— Start —

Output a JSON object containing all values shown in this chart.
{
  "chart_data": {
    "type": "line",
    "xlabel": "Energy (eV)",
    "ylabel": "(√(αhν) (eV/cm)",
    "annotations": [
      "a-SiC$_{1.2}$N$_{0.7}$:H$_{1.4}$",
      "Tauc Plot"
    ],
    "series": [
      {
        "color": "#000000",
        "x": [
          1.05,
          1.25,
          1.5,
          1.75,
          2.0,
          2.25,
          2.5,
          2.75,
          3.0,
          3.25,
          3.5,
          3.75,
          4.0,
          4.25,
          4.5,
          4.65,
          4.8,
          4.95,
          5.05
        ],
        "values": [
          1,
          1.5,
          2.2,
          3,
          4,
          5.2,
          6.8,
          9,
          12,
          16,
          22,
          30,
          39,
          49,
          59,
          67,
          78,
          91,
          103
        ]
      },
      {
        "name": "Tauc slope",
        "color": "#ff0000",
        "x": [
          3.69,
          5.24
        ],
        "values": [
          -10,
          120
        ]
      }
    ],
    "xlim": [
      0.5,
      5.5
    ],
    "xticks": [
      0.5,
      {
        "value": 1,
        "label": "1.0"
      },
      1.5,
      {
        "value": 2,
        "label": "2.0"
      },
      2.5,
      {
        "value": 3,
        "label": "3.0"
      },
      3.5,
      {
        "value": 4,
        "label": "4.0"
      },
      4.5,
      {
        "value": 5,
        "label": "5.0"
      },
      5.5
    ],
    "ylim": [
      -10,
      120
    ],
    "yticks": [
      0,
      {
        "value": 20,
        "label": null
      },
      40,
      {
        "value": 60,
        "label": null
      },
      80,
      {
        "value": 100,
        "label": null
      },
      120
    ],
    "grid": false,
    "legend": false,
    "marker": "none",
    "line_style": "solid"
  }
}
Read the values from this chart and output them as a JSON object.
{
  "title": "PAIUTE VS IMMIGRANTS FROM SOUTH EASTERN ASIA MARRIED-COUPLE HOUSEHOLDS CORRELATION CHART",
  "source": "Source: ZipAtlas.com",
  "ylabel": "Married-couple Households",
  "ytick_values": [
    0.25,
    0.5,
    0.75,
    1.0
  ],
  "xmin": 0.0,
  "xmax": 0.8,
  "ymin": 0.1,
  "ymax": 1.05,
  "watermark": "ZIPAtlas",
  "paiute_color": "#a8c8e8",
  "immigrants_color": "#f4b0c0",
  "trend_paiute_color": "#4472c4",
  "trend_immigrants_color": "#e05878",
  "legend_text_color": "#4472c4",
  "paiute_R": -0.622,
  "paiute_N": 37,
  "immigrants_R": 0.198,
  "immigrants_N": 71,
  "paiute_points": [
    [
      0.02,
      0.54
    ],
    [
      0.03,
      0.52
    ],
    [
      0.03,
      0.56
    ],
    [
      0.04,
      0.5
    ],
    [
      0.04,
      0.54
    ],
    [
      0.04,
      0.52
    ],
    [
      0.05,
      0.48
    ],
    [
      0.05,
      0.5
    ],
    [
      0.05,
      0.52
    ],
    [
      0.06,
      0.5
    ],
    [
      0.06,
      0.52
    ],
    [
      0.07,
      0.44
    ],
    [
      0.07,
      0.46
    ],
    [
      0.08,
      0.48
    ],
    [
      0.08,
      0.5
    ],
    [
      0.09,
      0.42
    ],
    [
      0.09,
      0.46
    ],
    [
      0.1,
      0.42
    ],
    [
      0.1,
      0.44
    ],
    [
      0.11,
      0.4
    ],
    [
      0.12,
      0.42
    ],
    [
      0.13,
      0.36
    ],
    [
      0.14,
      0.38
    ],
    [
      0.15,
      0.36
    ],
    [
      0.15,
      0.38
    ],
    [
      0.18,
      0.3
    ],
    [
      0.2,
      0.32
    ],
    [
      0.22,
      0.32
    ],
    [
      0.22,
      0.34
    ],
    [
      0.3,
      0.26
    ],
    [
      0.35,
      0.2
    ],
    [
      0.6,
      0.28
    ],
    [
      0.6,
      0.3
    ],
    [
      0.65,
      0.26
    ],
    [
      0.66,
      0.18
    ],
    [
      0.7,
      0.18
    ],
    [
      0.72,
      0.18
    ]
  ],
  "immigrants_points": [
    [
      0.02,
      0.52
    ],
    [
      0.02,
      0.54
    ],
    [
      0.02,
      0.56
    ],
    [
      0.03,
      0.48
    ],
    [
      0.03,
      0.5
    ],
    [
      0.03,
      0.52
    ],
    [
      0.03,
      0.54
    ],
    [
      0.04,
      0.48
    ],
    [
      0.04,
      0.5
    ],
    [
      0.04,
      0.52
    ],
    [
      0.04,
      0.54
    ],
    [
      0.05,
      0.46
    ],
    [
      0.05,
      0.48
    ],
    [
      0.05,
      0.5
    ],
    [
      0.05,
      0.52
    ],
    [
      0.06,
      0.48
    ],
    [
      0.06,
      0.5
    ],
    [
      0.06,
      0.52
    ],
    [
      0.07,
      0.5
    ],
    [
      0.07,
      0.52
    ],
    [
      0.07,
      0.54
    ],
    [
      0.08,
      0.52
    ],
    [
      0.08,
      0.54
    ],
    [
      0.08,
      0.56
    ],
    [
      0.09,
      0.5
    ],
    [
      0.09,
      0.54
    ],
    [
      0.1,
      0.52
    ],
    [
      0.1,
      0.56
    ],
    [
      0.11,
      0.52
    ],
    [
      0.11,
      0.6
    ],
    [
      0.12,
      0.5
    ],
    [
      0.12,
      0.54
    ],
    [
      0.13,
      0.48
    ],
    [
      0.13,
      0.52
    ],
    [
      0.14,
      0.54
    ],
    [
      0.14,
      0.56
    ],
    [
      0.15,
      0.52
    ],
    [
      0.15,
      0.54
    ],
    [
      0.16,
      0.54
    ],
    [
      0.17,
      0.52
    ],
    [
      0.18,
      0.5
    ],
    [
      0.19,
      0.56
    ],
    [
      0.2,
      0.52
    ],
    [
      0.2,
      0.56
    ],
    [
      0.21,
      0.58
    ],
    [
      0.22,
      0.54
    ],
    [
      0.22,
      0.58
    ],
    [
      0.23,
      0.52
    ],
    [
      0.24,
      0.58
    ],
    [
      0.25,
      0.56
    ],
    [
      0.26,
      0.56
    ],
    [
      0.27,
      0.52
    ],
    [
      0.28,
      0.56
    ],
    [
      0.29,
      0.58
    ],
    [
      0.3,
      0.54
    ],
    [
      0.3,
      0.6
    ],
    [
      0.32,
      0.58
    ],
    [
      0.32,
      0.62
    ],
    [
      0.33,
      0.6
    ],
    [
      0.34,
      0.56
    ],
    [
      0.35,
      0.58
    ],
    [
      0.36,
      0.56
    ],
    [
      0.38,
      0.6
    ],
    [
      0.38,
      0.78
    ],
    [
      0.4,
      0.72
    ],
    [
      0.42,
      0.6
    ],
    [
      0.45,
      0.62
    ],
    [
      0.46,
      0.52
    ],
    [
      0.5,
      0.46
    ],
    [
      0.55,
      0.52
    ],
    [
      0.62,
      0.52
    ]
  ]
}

— End —

> Exercise: Report all lines of the material that contain the word "JSON".

> The reply:
Output a JSON object containing all values shown in this chart.
Read the values from this chart and output them as a JSON object.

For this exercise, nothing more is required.